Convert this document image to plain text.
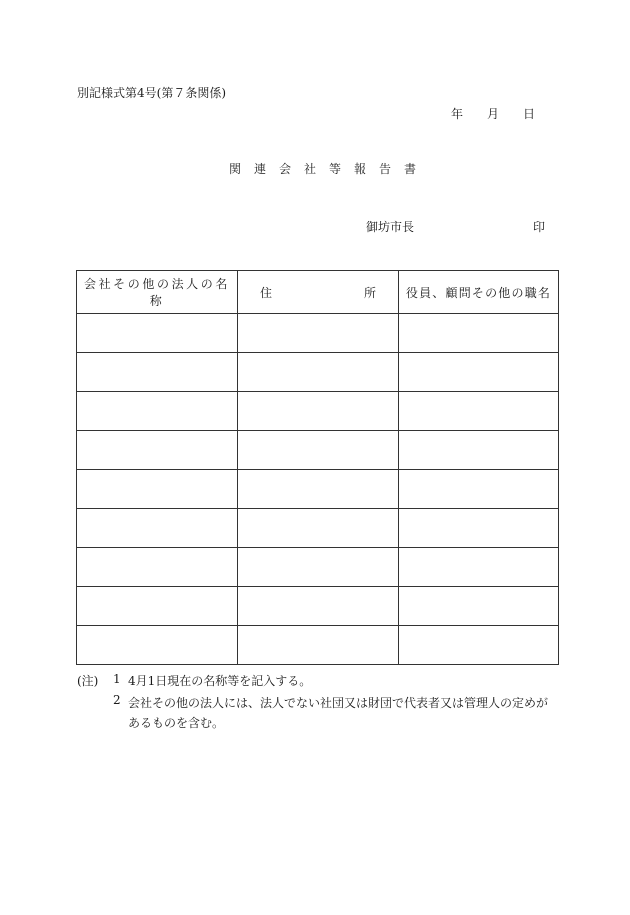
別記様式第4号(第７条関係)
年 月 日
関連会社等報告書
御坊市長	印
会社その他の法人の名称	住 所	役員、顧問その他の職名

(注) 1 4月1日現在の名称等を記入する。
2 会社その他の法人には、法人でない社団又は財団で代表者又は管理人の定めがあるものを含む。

:::::

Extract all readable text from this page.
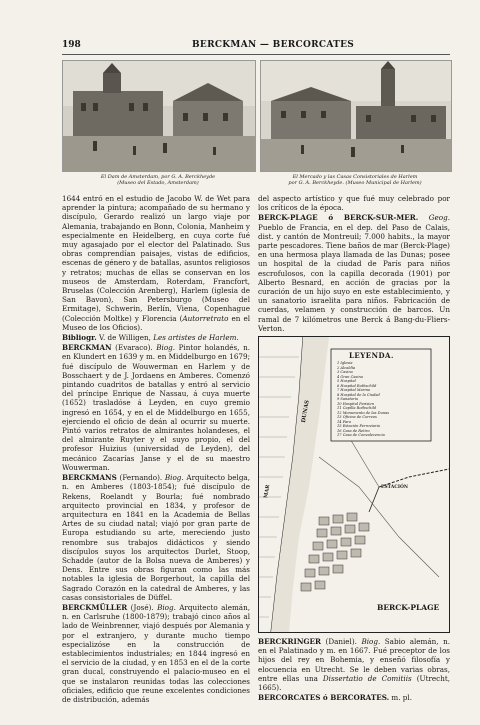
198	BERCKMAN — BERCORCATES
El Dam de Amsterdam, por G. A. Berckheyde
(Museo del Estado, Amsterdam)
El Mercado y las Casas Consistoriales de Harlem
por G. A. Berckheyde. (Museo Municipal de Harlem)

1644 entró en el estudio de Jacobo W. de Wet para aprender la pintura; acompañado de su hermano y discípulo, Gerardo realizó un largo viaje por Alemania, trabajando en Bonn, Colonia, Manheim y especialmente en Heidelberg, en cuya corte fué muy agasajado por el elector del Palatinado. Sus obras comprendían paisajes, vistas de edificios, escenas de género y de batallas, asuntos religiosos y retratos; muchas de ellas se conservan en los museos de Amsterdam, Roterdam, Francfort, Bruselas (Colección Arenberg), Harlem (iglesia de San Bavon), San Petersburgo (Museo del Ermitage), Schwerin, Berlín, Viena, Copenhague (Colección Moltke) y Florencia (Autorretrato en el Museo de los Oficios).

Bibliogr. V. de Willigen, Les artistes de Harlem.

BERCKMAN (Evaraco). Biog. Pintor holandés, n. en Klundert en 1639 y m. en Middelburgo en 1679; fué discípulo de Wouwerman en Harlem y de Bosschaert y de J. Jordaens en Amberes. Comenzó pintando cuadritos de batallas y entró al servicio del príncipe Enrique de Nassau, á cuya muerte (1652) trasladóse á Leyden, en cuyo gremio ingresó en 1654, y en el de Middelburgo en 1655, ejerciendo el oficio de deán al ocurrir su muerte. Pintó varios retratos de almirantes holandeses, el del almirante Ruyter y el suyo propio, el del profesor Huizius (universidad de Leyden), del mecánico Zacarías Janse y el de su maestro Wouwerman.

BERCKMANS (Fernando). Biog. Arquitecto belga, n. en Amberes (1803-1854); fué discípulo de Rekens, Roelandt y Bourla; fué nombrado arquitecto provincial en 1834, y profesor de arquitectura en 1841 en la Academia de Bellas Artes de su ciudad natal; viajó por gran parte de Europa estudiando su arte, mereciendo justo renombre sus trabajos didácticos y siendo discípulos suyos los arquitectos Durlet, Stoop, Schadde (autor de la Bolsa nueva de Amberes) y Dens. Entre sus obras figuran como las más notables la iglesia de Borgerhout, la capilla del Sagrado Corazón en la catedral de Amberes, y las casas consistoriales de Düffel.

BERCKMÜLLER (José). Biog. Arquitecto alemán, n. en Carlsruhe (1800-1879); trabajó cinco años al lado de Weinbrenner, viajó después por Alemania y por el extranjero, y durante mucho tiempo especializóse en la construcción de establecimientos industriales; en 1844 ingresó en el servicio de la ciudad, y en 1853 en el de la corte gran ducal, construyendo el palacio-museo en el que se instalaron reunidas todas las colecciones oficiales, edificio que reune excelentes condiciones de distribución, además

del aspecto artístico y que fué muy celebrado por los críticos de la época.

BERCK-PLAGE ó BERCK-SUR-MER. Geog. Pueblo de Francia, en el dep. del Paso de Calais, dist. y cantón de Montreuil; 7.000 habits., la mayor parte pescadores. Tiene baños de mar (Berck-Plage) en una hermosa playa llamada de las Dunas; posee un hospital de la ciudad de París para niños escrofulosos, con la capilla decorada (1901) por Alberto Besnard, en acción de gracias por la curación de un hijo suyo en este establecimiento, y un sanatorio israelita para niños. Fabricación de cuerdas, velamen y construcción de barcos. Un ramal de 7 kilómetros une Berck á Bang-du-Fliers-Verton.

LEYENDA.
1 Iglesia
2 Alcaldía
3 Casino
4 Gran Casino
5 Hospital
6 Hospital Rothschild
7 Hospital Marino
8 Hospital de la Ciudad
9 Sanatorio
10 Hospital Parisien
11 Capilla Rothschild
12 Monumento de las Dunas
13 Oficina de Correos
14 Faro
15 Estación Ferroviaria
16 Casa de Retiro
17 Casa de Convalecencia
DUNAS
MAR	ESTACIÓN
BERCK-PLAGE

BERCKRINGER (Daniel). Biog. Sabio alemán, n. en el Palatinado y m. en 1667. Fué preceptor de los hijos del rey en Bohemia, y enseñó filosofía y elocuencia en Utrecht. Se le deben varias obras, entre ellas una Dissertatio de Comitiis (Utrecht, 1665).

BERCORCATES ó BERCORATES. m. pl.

:::::

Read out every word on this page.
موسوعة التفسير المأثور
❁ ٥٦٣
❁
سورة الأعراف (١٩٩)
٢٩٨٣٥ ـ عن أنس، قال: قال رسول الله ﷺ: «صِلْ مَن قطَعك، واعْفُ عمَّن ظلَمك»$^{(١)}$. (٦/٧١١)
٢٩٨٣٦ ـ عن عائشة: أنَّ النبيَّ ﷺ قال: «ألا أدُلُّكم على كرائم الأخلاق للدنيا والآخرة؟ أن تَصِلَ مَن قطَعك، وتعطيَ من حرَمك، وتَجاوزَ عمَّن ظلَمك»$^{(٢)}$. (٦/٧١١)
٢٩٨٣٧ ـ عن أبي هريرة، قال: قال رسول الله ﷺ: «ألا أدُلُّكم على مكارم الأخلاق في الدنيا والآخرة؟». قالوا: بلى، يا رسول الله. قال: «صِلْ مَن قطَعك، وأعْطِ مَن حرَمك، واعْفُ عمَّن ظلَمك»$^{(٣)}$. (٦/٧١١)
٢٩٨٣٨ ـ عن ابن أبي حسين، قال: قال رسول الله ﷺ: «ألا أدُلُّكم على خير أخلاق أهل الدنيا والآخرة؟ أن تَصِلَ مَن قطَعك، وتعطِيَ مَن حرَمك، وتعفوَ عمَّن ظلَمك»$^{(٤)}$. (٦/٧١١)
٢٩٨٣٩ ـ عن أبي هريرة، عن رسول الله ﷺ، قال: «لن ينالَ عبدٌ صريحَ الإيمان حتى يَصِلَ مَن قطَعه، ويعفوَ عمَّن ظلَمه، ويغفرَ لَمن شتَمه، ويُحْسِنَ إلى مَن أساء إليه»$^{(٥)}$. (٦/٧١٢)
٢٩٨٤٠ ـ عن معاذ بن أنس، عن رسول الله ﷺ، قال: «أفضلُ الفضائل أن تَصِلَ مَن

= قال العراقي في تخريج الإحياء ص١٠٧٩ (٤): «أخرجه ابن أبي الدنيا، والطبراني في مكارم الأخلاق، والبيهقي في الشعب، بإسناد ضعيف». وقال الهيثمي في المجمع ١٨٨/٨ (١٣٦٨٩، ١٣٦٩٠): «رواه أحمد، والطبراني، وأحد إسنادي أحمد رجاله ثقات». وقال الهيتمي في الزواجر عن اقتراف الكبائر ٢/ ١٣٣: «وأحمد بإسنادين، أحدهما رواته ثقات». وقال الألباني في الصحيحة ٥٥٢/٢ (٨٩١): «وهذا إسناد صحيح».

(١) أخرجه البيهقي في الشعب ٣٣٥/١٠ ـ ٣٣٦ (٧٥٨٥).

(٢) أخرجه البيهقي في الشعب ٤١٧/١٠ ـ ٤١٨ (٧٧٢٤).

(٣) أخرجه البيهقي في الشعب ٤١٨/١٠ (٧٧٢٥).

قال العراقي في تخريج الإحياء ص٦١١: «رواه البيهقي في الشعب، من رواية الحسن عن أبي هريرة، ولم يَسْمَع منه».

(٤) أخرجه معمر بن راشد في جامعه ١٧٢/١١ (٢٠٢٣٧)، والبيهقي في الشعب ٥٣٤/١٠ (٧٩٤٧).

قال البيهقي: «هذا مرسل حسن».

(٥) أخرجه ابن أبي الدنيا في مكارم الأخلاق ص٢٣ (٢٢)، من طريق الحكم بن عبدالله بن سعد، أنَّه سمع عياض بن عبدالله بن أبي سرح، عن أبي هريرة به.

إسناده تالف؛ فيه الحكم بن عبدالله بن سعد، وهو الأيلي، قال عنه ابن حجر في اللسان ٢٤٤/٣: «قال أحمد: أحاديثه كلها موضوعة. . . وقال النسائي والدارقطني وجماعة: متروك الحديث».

:::::

WHAT YOU ARE ASKED TO DO - Single out each line of the records above with the string "construcción" in it, and copy it.

FULL OUTPUT -
BERCKMÜLLER (José). Biog. Arquitecto alemán, n. en Carlsruhe (1800-1879); trabajó cinco años al lado de Weinbrenner, viajó después por Alemania y por el extranjero, y durante mucho tiempo especializóse en la construcción de establecimientos industriales; en 1844 ingresó en el servicio de la ciudad, y en 1853 en el de la corte gran ducal, construyendo el palacio-museo en el que se instalaron reunidas todas las colecciones oficiales, edificio que reune excelentes condiciones de distribución, además
BERCK-PLAGE ó BERCK-SUR-MER. Geog. Pueblo de Francia, en el dep. del Paso de Calais, dist. y cantón de Montreuil; 7.000 habits., la mayor parte pescadores. Tiene baños de mar (Berck-Plage) en una hermosa playa llamada de las Dunas; posee un hospital de la ciudad de París para niños escrofulosos, con la capilla decorada (1901) por Alberto Besnard, en acción de gracias por la curación de un hijo suyo en este establecimiento, y un sanatorio israelita para niños. Fabricación de cuerdas, velamen y construcción de barcos. Un ramal de 7 kilómetros une Berck á Bang-du-Fliers-Verton.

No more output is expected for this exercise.